start DATA FOR THE TASK

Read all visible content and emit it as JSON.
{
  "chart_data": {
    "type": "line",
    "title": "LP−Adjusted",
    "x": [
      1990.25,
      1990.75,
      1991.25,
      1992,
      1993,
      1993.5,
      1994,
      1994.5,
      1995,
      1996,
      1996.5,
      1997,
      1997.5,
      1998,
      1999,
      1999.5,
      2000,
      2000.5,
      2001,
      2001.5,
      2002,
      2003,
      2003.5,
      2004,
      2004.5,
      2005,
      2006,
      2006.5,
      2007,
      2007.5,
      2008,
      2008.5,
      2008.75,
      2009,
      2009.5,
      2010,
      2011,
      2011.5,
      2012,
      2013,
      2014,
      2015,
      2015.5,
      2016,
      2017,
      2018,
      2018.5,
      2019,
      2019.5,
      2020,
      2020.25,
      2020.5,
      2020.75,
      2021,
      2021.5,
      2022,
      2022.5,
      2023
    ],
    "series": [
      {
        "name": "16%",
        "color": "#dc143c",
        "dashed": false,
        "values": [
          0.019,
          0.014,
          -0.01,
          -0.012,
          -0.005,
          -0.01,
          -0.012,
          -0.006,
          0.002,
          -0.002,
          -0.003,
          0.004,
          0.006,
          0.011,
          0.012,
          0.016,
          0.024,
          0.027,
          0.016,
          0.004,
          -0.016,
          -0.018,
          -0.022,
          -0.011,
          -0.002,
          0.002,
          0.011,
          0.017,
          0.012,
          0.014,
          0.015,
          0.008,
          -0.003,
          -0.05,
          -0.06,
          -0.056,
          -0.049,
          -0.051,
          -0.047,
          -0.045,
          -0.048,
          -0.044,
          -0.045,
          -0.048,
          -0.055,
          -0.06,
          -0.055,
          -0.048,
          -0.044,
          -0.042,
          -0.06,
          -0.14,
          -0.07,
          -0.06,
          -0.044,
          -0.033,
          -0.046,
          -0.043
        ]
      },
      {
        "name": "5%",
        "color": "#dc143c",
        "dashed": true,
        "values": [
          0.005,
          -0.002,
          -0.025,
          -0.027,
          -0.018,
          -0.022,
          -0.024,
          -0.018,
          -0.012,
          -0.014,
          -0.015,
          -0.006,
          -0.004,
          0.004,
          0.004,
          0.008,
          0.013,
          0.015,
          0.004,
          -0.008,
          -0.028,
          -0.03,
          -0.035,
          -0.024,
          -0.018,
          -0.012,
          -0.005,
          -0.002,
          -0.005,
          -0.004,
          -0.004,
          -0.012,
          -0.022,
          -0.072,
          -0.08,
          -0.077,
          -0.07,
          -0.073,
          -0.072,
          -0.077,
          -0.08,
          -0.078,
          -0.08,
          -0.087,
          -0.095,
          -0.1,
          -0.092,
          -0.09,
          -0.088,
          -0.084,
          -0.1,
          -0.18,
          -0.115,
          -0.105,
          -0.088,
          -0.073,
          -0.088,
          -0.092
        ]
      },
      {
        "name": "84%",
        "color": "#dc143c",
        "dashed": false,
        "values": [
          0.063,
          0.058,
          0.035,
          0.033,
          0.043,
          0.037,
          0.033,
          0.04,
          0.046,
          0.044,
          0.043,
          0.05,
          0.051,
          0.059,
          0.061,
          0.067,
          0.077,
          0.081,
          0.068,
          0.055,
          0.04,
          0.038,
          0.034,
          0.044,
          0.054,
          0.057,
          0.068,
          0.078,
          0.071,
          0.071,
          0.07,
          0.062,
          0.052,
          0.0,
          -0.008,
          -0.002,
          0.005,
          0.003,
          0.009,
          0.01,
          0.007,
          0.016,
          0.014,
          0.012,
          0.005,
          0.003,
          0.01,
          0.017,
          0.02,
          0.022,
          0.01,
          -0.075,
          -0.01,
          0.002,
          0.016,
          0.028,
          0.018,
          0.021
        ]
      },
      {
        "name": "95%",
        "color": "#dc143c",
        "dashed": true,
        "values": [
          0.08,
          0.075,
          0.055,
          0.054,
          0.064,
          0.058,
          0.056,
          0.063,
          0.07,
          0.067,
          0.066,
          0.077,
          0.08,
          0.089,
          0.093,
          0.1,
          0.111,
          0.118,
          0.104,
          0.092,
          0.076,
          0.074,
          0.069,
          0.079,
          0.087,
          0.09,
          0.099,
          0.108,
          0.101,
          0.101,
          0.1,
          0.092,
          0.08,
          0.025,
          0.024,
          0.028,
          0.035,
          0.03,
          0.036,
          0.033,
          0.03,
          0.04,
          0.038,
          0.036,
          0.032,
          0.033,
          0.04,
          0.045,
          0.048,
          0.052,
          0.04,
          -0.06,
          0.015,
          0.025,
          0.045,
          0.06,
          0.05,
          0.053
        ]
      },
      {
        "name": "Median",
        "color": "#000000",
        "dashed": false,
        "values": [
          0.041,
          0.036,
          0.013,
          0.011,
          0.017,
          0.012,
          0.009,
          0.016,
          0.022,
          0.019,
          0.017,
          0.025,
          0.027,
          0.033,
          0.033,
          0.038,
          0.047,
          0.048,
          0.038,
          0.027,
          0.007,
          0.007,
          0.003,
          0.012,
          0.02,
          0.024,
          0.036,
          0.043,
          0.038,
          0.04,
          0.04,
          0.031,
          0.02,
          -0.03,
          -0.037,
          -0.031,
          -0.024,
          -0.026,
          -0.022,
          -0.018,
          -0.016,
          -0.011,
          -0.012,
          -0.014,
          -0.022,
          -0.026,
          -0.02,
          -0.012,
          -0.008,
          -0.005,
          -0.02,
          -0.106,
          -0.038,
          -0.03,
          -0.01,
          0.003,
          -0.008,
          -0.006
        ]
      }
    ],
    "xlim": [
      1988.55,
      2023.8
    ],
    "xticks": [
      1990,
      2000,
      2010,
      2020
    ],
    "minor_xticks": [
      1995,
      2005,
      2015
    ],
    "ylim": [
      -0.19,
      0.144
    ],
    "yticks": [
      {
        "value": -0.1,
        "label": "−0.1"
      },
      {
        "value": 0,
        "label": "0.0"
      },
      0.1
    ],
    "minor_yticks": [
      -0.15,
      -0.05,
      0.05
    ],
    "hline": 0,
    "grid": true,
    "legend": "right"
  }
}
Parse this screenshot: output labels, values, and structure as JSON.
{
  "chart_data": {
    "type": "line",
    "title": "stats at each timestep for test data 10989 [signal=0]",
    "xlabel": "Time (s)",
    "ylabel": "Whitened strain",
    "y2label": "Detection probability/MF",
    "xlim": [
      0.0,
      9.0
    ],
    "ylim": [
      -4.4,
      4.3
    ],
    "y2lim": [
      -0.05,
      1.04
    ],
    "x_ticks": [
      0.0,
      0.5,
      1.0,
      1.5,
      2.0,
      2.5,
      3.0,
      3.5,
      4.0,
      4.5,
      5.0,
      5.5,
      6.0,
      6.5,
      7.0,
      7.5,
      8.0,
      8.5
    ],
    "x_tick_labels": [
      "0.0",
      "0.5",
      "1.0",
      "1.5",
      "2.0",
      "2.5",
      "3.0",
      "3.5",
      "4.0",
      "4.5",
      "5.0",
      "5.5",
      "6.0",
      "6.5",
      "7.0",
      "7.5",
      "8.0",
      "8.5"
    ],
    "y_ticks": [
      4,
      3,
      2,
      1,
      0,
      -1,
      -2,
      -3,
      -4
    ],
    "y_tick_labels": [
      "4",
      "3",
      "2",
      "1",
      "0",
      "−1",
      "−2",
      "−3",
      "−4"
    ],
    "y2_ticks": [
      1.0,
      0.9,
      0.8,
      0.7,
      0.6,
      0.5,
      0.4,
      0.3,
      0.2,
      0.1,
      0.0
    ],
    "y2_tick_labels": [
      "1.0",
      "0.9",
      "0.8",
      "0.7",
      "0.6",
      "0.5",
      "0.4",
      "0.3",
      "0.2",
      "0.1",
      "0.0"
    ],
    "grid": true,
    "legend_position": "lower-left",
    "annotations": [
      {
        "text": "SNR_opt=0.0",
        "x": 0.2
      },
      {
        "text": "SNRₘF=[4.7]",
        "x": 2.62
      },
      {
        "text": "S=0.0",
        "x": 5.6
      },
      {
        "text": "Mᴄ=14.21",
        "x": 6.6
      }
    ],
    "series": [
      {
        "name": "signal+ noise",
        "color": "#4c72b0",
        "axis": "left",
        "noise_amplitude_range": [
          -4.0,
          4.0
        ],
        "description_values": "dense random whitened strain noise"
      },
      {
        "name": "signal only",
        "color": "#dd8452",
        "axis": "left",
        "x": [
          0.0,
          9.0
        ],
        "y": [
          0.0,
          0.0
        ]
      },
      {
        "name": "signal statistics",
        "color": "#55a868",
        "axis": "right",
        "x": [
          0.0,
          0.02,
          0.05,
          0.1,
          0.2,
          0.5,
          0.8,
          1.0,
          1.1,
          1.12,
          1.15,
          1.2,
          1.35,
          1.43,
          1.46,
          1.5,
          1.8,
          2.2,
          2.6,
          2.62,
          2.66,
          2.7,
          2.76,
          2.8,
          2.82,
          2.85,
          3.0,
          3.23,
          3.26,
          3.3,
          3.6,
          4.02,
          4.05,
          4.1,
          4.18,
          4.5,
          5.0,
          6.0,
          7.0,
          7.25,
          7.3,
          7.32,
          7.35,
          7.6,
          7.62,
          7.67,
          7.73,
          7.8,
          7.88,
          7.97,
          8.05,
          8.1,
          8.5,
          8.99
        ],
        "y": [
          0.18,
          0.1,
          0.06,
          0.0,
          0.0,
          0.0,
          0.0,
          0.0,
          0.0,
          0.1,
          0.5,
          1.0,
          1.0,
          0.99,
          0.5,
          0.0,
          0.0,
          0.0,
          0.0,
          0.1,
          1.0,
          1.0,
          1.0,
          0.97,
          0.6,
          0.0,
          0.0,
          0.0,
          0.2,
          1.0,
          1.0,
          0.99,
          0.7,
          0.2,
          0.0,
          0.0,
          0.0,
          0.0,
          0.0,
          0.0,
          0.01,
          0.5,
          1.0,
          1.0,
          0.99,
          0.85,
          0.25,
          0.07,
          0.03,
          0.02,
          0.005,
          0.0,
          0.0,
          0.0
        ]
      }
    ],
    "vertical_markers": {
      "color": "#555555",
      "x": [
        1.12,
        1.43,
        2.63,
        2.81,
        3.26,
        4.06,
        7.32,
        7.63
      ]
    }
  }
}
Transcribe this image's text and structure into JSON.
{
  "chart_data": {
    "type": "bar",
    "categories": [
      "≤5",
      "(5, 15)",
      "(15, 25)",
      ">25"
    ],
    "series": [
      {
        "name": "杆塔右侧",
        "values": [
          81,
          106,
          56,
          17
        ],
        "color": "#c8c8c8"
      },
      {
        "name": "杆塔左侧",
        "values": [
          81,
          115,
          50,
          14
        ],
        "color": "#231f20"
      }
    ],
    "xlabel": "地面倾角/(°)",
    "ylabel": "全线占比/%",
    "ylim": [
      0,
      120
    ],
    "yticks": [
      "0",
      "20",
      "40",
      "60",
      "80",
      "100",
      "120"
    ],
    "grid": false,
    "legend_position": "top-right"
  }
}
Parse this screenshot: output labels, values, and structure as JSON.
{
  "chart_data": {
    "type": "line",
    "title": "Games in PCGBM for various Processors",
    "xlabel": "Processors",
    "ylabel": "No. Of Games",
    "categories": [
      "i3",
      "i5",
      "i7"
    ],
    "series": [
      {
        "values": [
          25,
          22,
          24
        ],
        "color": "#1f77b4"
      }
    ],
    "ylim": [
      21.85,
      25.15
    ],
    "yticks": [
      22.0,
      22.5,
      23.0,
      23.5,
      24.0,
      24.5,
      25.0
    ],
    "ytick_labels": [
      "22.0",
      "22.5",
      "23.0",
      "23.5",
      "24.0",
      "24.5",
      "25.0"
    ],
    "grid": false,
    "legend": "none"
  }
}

end DATA FOR THE TASK

- [EXERCISE DESCRIPTION] Show every line from the entries above in which "color" appears.

- [RESULT OF THIS TASK]
        "color": "#dc143c",
        "color": "#dc143c",
        "color": "#dc143c",
        "color": "#dc143c",
        "color": "#000000",
        "color": "#4c72b0",
        "color": "#dd8452",
        "color": "#55a868",
      "color": "#555555",
        "color": "#c8c8c8"
        "color": "#231f20"
        "color": "#1f77b4"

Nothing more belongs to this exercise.